## Goal
Reproduce every entry exactly.

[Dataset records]
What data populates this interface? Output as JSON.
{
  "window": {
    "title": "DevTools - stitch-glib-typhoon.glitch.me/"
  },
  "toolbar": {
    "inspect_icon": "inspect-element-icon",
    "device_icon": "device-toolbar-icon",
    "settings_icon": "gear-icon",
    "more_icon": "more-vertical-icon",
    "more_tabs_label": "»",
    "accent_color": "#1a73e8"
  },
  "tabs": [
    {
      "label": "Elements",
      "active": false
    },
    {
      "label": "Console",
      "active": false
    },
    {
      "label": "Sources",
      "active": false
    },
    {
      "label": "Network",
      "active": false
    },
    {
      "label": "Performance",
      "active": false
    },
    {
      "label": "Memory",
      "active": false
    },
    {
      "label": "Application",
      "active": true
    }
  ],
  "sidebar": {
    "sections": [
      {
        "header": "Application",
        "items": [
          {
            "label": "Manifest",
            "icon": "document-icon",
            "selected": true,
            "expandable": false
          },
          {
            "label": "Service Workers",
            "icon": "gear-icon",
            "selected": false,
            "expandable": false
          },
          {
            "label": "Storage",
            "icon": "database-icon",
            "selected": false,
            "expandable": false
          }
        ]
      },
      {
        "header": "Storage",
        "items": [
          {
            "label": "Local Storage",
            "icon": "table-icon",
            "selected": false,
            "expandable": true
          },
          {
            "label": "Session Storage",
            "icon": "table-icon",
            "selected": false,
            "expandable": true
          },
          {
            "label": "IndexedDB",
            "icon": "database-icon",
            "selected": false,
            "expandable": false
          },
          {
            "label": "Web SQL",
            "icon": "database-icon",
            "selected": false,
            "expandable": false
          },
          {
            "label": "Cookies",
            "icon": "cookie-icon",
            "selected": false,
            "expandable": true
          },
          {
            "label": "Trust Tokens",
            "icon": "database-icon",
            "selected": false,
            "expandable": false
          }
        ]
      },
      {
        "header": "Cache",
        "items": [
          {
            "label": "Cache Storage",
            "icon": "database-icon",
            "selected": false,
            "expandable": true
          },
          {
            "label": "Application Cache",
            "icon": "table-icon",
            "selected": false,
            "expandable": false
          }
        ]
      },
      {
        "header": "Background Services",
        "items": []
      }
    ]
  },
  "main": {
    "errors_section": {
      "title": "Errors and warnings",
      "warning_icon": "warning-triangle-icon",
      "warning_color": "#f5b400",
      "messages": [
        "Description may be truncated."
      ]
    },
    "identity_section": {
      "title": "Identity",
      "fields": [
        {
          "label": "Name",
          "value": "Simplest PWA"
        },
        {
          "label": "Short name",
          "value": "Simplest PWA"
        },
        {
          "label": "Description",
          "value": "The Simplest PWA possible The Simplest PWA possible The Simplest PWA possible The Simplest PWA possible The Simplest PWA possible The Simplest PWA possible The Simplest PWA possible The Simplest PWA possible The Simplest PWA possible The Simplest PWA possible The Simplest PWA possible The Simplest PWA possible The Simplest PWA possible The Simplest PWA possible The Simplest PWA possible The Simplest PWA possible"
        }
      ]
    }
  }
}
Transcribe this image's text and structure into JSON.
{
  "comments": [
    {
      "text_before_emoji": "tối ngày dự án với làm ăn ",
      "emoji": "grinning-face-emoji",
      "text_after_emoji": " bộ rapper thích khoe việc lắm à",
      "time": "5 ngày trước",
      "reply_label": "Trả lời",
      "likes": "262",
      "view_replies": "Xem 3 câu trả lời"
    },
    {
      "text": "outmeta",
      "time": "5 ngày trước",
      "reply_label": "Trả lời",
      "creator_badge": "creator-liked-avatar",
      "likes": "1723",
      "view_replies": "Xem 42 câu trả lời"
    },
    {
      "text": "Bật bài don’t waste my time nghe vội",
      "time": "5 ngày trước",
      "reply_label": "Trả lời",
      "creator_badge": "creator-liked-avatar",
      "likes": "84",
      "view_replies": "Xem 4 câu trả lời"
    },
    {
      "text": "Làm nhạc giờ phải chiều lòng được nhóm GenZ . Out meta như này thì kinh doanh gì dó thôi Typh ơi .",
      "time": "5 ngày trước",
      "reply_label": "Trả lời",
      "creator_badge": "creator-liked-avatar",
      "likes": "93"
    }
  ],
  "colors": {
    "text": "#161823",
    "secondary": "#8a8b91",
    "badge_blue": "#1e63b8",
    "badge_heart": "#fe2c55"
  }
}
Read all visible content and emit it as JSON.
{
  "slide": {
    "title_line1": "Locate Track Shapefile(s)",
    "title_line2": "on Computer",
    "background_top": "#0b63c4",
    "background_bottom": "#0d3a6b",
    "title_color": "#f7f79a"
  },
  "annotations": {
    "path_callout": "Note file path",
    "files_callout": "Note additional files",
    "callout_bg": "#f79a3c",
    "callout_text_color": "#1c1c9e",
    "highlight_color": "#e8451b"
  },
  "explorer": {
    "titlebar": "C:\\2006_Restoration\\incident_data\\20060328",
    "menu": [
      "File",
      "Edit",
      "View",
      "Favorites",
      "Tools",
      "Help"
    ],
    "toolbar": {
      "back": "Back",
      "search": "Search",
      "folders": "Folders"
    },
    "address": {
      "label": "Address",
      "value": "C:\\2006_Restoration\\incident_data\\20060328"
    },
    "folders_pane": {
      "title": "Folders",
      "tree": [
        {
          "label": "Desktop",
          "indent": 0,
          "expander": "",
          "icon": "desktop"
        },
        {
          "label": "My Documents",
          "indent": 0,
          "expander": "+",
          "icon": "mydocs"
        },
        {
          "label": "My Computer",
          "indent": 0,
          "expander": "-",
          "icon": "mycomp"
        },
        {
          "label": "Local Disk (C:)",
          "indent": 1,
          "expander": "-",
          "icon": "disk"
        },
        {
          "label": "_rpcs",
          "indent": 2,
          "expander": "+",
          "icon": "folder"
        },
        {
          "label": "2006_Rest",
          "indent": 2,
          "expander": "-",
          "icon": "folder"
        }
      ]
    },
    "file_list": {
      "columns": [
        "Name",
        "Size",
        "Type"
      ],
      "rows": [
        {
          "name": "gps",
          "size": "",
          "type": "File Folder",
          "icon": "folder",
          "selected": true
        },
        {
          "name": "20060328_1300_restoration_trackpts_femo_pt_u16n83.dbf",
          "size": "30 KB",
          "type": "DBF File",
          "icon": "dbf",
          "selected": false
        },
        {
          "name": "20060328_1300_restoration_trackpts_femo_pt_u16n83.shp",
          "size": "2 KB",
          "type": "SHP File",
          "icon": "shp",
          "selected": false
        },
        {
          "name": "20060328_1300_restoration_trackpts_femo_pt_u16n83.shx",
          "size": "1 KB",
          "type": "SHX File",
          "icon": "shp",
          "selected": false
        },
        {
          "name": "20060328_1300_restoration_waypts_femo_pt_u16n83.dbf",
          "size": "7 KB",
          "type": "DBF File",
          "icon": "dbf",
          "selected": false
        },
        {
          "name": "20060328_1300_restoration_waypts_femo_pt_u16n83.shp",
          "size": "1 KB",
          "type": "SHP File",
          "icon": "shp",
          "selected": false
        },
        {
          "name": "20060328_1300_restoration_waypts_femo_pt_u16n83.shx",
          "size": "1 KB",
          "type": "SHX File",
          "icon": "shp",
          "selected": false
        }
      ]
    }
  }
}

## Written response
What data populates this interface? Output as JSON.
{
  "window": {
    "title": "DevTools - stitch-glib-typhoon.glitch.me/"
  },
  "toolbar": {
    "inspect_icon": "inspect-element-icon",
    "device_icon": "device-toolbar-icon",
    "settings_icon": "gear-icon",
    "more_icon": "more-vertical-icon",
    "more_tabs_label": "»",
    "accent_color": "#1a73e8"
  },
  "tabs": [
    {
      "label": "Elements",
      "active": false
    },
    {
      "label": "Console",
      "active": false
    },
    {
      "label": "Sources",
      "active": false
    },
    {
      "label": "Network",
      "active": false
    },
    {
      "label": "Performance",
      "active": false
    },
    {
      "label": "Memory",
      "active": false
    },
    {
      "label": "Application",
      "active": true
    }
  ],
  "sidebar": {
    "sections": [
      {
        "header": "Application",
        "items": [
          {
            "label": "Manifest",
            "icon": "document-icon",
            "selected": true,
            "expandable": false
          },
          {
            "label": "Service Workers",
            "icon": "gear-icon",
            "selected": false,
            "expandable": false
          },
          {
            "label": "Storage",
            "icon": "database-icon",
            "selected": false,
            "expandable": false
          }
        ]
      },
      {
        "header": "Storage",
        "items": [
          {
            "label": "Local Storage",
            "icon": "table-icon",
            "selected": false,
            "expandable": true
          },
          {
            "label": "Session Storage",
            "icon": "table-icon",
            "selected": false,
            "expandable": true
          },
          {
            "label": "IndexedDB",
            "icon": "database-icon",
            "selected": false,
            "expandable": false
          },
          {
            "label": "Web SQL",
            "icon": "database-icon",
            "selected": false,
            "expandable": false
          },
          {
            "label": "Cookies",
            "icon": "cookie-icon",
            "selected": false,
            "expandable": true
          },
          {
            "label": "Trust Tokens",
            "icon": "database-icon",
            "selected": false,
            "expandable": false
          }
        ]
      },
      {
        "header": "Cache",
        "items": [
          {
            "label": "Cache Storage",
            "icon": "database-icon",
            "selected": false,
            "expandable": true
          },
          {
            "label": "Application Cache",
            "icon": "table-icon",
            "selected": false,
            "expandable": false
          }
        ]
      },
      {
        "header": "Background Services",
        "items": []
      }
    ]
  },
  "main": {
    "errors_section": {
      "title": "Errors and warnings",
      "warning_icon": "warning-triangle-icon",
      "warning_color": "#f5b400",
      "messages": [
        "Description may be truncated."
      ]
    },
    "identity_section": {
      "title": "Identity",
      "fields": [
        {
          "label": "Name",
          "value": "Simplest PWA"
        },
        {
          "label": "Short name",
          "value": "Simplest PWA"
        },
        {
          "label": "Description",
          "value": "The Simplest PWA possible The Simplest PWA possible The Simplest PWA possible The Simplest PWA possible The Simplest PWA possible The Simplest PWA possible The Simplest PWA possible The Simplest PWA possible The Simplest PWA possible The Simplest PWA possible The Simplest PWA possible The Simplest PWA possible The Simplest PWA possible The Simplest PWA possible The Simplest PWA possible The Simplest PWA possible"
        }
      ]
    }
  }
}
Transcribe this image's text and structure into JSON.
{
  "comments": [
    {
      "text_before_emoji": "tối ngày dự án với làm ăn ",
      "emoji": "grinning-face-emoji",
      "text_after_emoji": " bộ rapper thích khoe việc lắm à",
      "time": "5 ngày trước",
      "reply_label": "Trả lời",
      "likes": "262",
      "view_replies": "Xem 3 câu trả lời"
    },
    {
      "text": "outmeta",
      "time": "5 ngày trước",
      "reply_label": "Trả lời",
      "creator_badge": "creator-liked-avatar",
      "likes": "1723",
      "view_replies": "Xem 42 câu trả lời"
    },
    {
      "text": "Bật bài don’t waste my time nghe vội",
      "time": "5 ngày trước",
      "reply_label": "Trả lời",
      "creator_badge": "creator-liked-avatar",
      "likes": "84",
      "view_replies": "Xem 4 câu trả lời"
    },
    {
      "text": "Làm nhạc giờ phải chiều lòng được nhóm GenZ . Out meta như này thì kinh doanh gì dó thôi Typh ơi .",
      "time": "5 ngày trước",
      "reply_label": "Trả lời",
      "creator_badge": "creator-liked-avatar",
      "likes": "93"
    }
  ],
  "colors": {
    "text": "#161823",
    "secondary": "#8a8b91",
    "badge_blue": "#1e63b8",
    "badge_heart": "#fe2c55"
  }
}
Read all visible content and emit it as JSON.
{
  "slide": {
    "title_line1": "Locate Track Shapefile(s)",
    "title_line2": "on Computer",
    "background_top": "#0b63c4",
    "background_bottom": "#0d3a6b",
    "title_color": "#f7f79a"
  },
  "annotations": {
    "path_callout": "Note file path",
    "files_callout": "Note additional files",
    "callout_bg": "#f79a3c",
    "callout_text_color": "#1c1c9e",
    "highlight_color": "#e8451b"
  },
  "explorer": {
    "titlebar": "C:\\2006_Restoration\\incident_data\\20060328",
    "menu": [
      "File",
      "Edit",
      "View",
      "Favorites",
      "Tools",
      "Help"
    ],
    "toolbar": {
      "back": "Back",
      "search": "Search",
      "folders": "Folders"
    },
    "address": {
      "label": "Address",
      "value": "C:\\2006_Restoration\\incident_data\\20060328"
    },
    "folders_pane": {
      "title": "Folders",
      "tree": [
        {
          "label": "Desktop",
          "indent": 0,
          "expander": "",
          "icon": "desktop"
        },
        {
          "label": "My Documents",
          "indent": 0,
          "expander": "+",
          "icon": "mydocs"
        },
        {
          "label": "My Computer",
          "indent": 0,
          "expander": "-",
          "icon": "mycomp"
        },
        {
          "label": "Local Disk (C:)",
          "indent": 1,
          "expander": "-",
          "icon": "disk"
        },
        {
          "label": "_rpcs",
          "indent": 2,
          "expander": "+",
          "icon": "folder"
        },
        {
          "label": "2006_Rest",
          "indent": 2,
          "expander": "-",
          "icon": "folder"
        }
      ]
    },
    "file_list": {
      "columns": [
        "Name",
        "Size",
        "Type"
      ],
      "rows": [
        {
          "name": "gps",
          "size": "",
          "type": "File Folder",
          "icon": "folder",
          "selected": true
        },
        {
          "name": "20060328_1300_restoration_trackpts_femo_pt_u16n83.dbf",
          "size": "30 KB",
          "type": "DBF File",
          "icon": "dbf",
          "selected": false
        },
        {
          "name": "20060328_1300_restoration_trackpts_femo_pt_u16n83.shp",
          "size": "2 KB",
          "type": "SHP File",
          "icon": "shp",
          "selected": false
        },
        {
          "name": "20060328_1300_restoration_trackpts_femo_pt_u16n83.shx",
          "size": "1 KB",
          "type": "SHX File",
          "icon": "shp",
          "selected": false
        },
        {
          "name": "20060328_1300_restoration_waypts_femo_pt_u16n83.dbf",
          "size": "7 KB",
          "type": "DBF File",
          "icon": "dbf",
          "selected": false
        },
        {
          "name": "20060328_1300_restoration_waypts_femo_pt_u16n83.shp",
          "size": "1 KB",
          "type": "SHP File",
          "icon": "shp",
          "selected": false
        },
        {
          "name": "20060328_1300_restoration_waypts_femo_pt_u16n83.shx",
          "size": "1 KB",
          "type": "SHX File",
          "icon": "shp",
          "selected": false
        }
      ]
    }
  }
}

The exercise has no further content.